> WHAT THE TASK ASKS:
Without the pictures, output the records below word for word.

> INPUT ROWS:

********

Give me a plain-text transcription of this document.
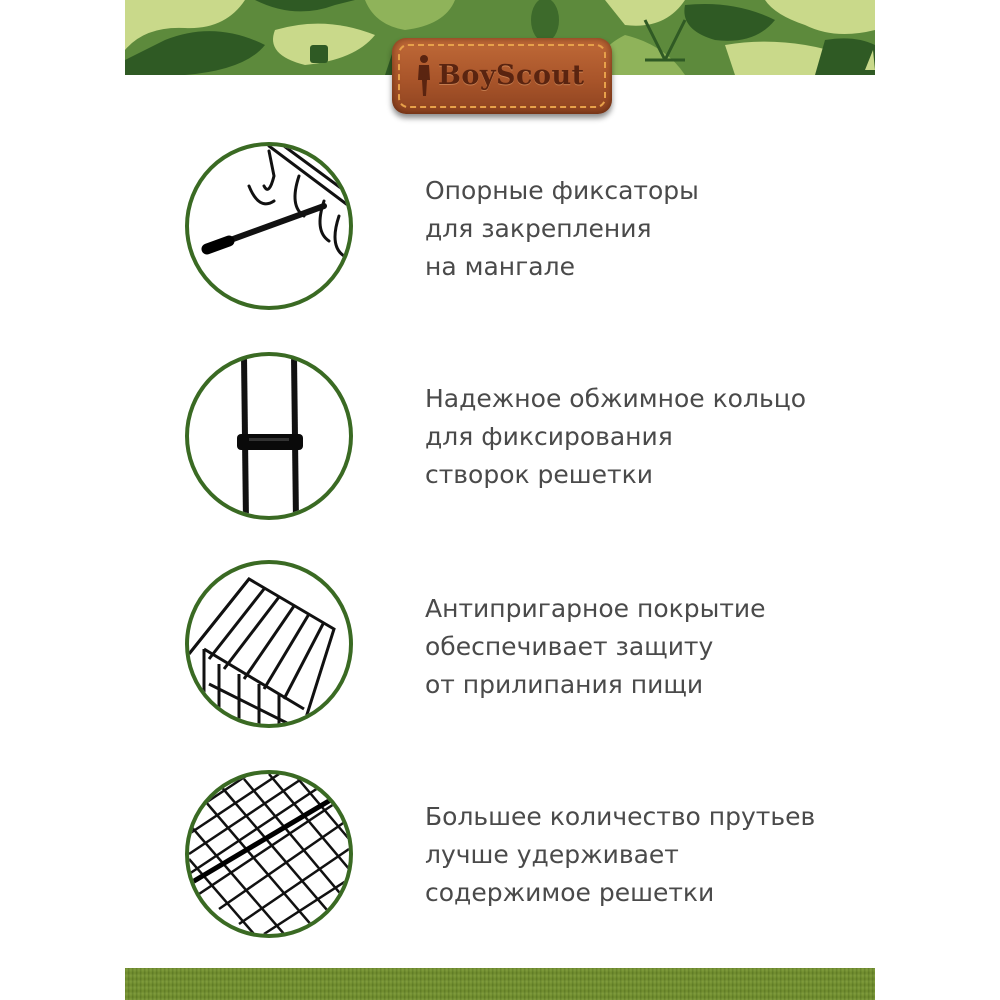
BoyScout
Опорные фиксаторы
для закрепления
на мангале
Надежное обжимное кольцо
для фиксирования
створок решетки
Антипригарное покрытие
обеспечивает защиту
от прилипания пищи
Большее количество прутьев
лучше удерживает
содержимое решетки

********

> WRITTEN RESPONSE:
Give me a plain-text transcription of this document.
BoyScout
Опорные фиксаторы
для закрепления
на мангале
Надежное обжимное кольцо
для фиксирования
створок решетки
Антипригарное покрытие
обеспечивает защиту
от прилипания пищи
Большее количество прутьев
лучше удерживает
содержимое решетки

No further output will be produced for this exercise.